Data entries
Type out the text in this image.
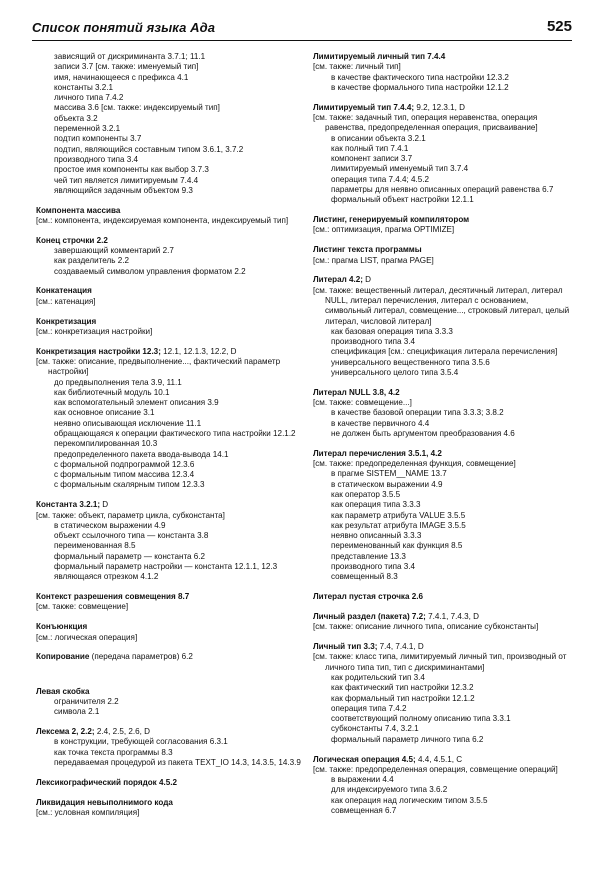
Список понятий языка Ада	525
зависящий от дискриминанта 3.7.1; 11.1
записи 3.7 [см. также: именуемый тип]
имя, начинающееся с префикса 4.1
константы 3.2.1
личного типа 7.4.2
массива 3.6 [см. также: индексируемый тип]
объекта 3.2
переменной 3.2.1
подтип компоненты 3.7
подтип, являющийся составным типом 3.6.1, 3.7.2
производного типа 3.4
простое имя компоненты как выбор 3.7.3
чей тип является лимитируемым 7.4.4
являющийся задачным объектом 9.3
Компонента массива
[см.: компонента, индексируемая компонента, индексируемый тип]
Конец строчки 2.2
завершающий комментарий 2.7
как разделитель 2.2
создаваемый символом управления форматом 2.2
Конкатенация
[см.: катенация]
Конкретизация
[см.: конкретизация настройки]
Конкретизация настройки 12.3; 12.1, 12.1.3, 12.2, D
[см. также: описание, предвыполнение..., фактический параметр настройки]
до предвыполнения тела 3.9, 11.1
как библиотечный модуль 10.1
как вспомогательный элемент описания 3.9
как основное описание 3.1
неявно описывающая исключение 11.1
обращающаяся к операции фактического типа настройки 12.1.2
перекомпилированная 10.3
предопределенного пакета ввода-вывода 14.1
с формальной подпрограммой 12.3.6
с формальным типом массива 12.3.4
с формальным скалярным типом 12.3.3
Константа 3.2.1; D
[см. также: объект, параметр цикла, субконстанта]
в статическом выражении 4.9
объект ссылочного типа — константа 3.8
переименованная 8.5
формальный параметр — константа 6.2
формальный параметр настройки — константа 12.1.1, 12.3
являющаяся отрезком 4.1.2
Контекст разрешения совмещения 8.7
[см. также: совмещение]
Конъюнкция
[см.: логическая операция]
Копирование (передача параметров) 6.2
Левая скобка
ограничителя 2.2
символа 2.1
Лексема 2, 2.2; 2.4, 2.5, 2.6, D
в конструкции, требующей согласования 6.3.1
как точка текста программы 8.3
передаваемая процедурой из пакета TEXT_IO 14.3, 14.3.5, 14.3.9
Лексикографический порядок 4.5.2
Ликвидация невыполнимого кода
[см.: условная компиляция]
Лимитируемый личный тип 7.4.4
[см. также: личный тип]
в качестве фактического типа настройки 12.3.2
в качестве формального типа настройки 12.1.2
Лимитируемый тип 7.4.4; 9.2, 12.3.1, D
[см. также: задачный тип, операция неравенства, операция равенства, предопределенная операция, присваивание]
в описании объекта 3.2.1
как полный тип 7.4.1
компонент записи 3.7
лимитируемый именуемый тип 3.7.4
операция типа 7.4.4; 4.5.2
параметры для неявно описанных операций равенства 6.7
формальный объект настройки 12.1.1
Листинг, генерируемый компилятором
[см.: оптимизация, прагма OPTIMIZE]
Листинг текста программы
[см.: прагма LIST, прагма PAGE]
Литерал 4.2; D
[см. также: вещественный литерал, десятичный литерал, литерал NULL, литерал перечисления, литерал с основанием, символьный литерал, совмещение..., строковый литерал, целый литерал, числовой литерал]
как базовая операция типа 3.3.3
производного типа 3.4
спецификация [см.: спецификация литерала перечисления]
универсального вещественного типа 3.5.6
универсального целого типа 3.5.4
Литерал NULL 3.8, 4.2
[см. также: совмещение...]
в качестве базовой операции типа 3.3.3; 3.8.2
в качестве первичного 4.4
не должен быть аргументом преобразования 4.6
Литерал перечисления 3.5.1, 4.2
[см. также: предопределенная функция, совмещение]
в прагме SISTEM__NAME 13.7
в статическом выражении 4.9
как оператор 3.5.5
как операция типа 3.3.3
как параметр атрибута VALUE 3.5.5
как результат атрибута IMAGE 3.5.5
неявно описанный 3.3.3
переименованный как функция 8.5
представление 13.3
производного типа 3.4
совмещенный 8.3
Литерал пустая строчка 2.6
Личный раздел (пакета) 7.2; 7.4.1, 7.4.3, D
[см. также: описание личного типа, описание субконстанты]
Личный тип 3.3; 7.4, 7.4.1, D
[см. также: класс типа, лимитируемый личный тип, производный от личного типа тип, тип с дискриминантами]
как родительский тип 3.4
как фактический тип настройки 12.3.2
как формальный тип настройки 12.1.2
операция типа 7.4.2
соответствующий полному описанию типа 3.3.1
субконстанты 7.4, 3.2.1
формальный параметр личного типа 6.2
Логическая операция 4.5; 4.4, 4.5.1, C
[см. также: предопределенная операция, совмещение операций]
в выражении 4.4
для индексируемого типа 3.6.2
как операция над логическим типом 3.5.5
совмещенная 6.7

* _Task to complete_
Copy the entries above faithfully and omit every image.

* _Written reply_
Type out the text in this image.
Список понятий языка Ада	525
зависящий от дискриминанта 3.7.1; 11.1
записи 3.7 [см. также: именуемый тип]
имя, начинающееся с префикса 4.1
константы 3.2.1
личного типа 7.4.2
массива 3.6 [см. также: индексируемый тип]
объекта 3.2
переменной 3.2.1
подтип компоненты 3.7
подтип, являющийся составным типом 3.6.1, 3.7.2
производного типа 3.4
простое имя компоненты как выбор 3.7.3
чей тип является лимитируемым 7.4.4
являющийся задачным объектом 9.3
Компонента массива
[см.: компонента, индексируемая компонента, индексируемый тип]
Конец строчки 2.2
завершающий комментарий 2.7
как разделитель 2.2
создаваемый символом управления форматом 2.2
Конкатенация
[см.: катенация]
Конкретизация
[см.: конкретизация настройки]
Конкретизация настройки 12.3; 12.1, 12.1.3, 12.2, D
[см. также: описание, предвыполнение..., фактический параметр настройки]
до предвыполнения тела 3.9, 11.1
как библиотечный модуль 10.1
как вспомогательный элемент описания 3.9
как основное описание 3.1
неявно описывающая исключение 11.1
обращающаяся к операции фактического типа настройки 12.1.2
перекомпилированная 10.3
предопределенного пакета ввода-вывода 14.1
с формальной подпрограммой 12.3.6
с формальным типом массива 12.3.4
с формальным скалярным типом 12.3.3
Константа 3.2.1; D
[см. также: объект, параметр цикла, субконстанта]
в статическом выражении 4.9
объект ссылочного типа — константа 3.8
переименованная 8.5
формальный параметр — константа 6.2
формальный параметр настройки — константа 12.1.1, 12.3
являющаяся отрезком 4.1.2
Контекст разрешения совмещения 8.7
[см. также: совмещение]
Конъюнкция
[см.: логическая операция]
Копирование (передача параметров) 6.2
Левая скобка
ограничителя 2.2
символа 2.1
Лексема 2, 2.2; 2.4, 2.5, 2.6, D
в конструкции, требующей согласования 6.3.1
как точка текста программы 8.3
передаваемая процедурой из пакета TEXT_IO 14.3, 14.3.5, 14.3.9
Лексикографический порядок 4.5.2
Ликвидация невыполнимого кода
[см.: условная компиляция]
Лимитируемый личный тип 7.4.4
[см. также: личный тип]
в качестве фактического типа настройки 12.3.2
в качестве формального типа настройки 12.1.2
Лимитируемый тип 7.4.4; 9.2, 12.3.1, D
[см. также: задачный тип, операция неравенства, операция равенства, предопределенная операция, присваивание]
в описании объекта 3.2.1
как полный тип 7.4.1
компонент записи 3.7
лимитируемый именуемый тип 3.7.4
операция типа 7.4.4; 4.5.2
параметры для неявно описанных операций равенства 6.7
формальный объект настройки 12.1.1
Листинг, генерируемый компилятором
[см.: оптимизация, прагма OPTIMIZE]
Листинг текста программы
[см.: прагма LIST, прагма PAGE]
Литерал 4.2; D
[см. также: вещественный литерал, десятичный литерал, литерал NULL, литерал перечисления, литерал с основанием, символьный литерал, совмещение..., строковый литерал, целый литерал, числовой литерал]
как базовая операция типа 3.3.3
производного типа 3.4
спецификация [см.: спецификация литерала перечисления]
универсального вещественного типа 3.5.6
универсального целого типа 3.5.4
Литерал NULL 3.8, 4.2
[см. также: совмещение...]
в качестве базовой операции типа 3.3.3; 3.8.2
в качестве первичного 4.4
не должен быть аргументом преобразования 4.6
Литерал перечисления 3.5.1, 4.2
[см. также: предопределенная функция, совмещение]
в прагме SISTEM__NAME 13.7
в статическом выражении 4.9
как оператор 3.5.5
как операция типа 3.3.3
как параметр атрибута VALUE 3.5.5
как результат атрибута IMAGE 3.5.5
неявно описанный 3.3.3
переименованный как функция 8.5
представление 13.3
производного типа 3.4
совмещенный 8.3
Литерал пустая строчка 2.6
Личный раздел (пакета) 7.2; 7.4.1, 7.4.3, D
[см. также: описание личного типа, описание субконстанты]
Личный тип 3.3; 7.4, 7.4.1, D
[см. также: класс типа, лимитируемый личный тип, производный от личного типа тип, тип с дискриминантами]
как родительский тип 3.4
как фактический тип настройки 12.3.2
как формальный тип настройки 12.1.2
операция типа 7.4.2
соответствующий полному описанию типа 3.3.1
субконстанты 7.4, 3.2.1
формальный параметр личного типа 6.2
Логическая операция 4.5; 4.4, 4.5.1, C
[см. также: предопределенная операция, совмещение операций]
в выражении 4.4
для индексируемого типа 3.6.2
как операция над логическим типом 3.5.5
совмещенная 6.7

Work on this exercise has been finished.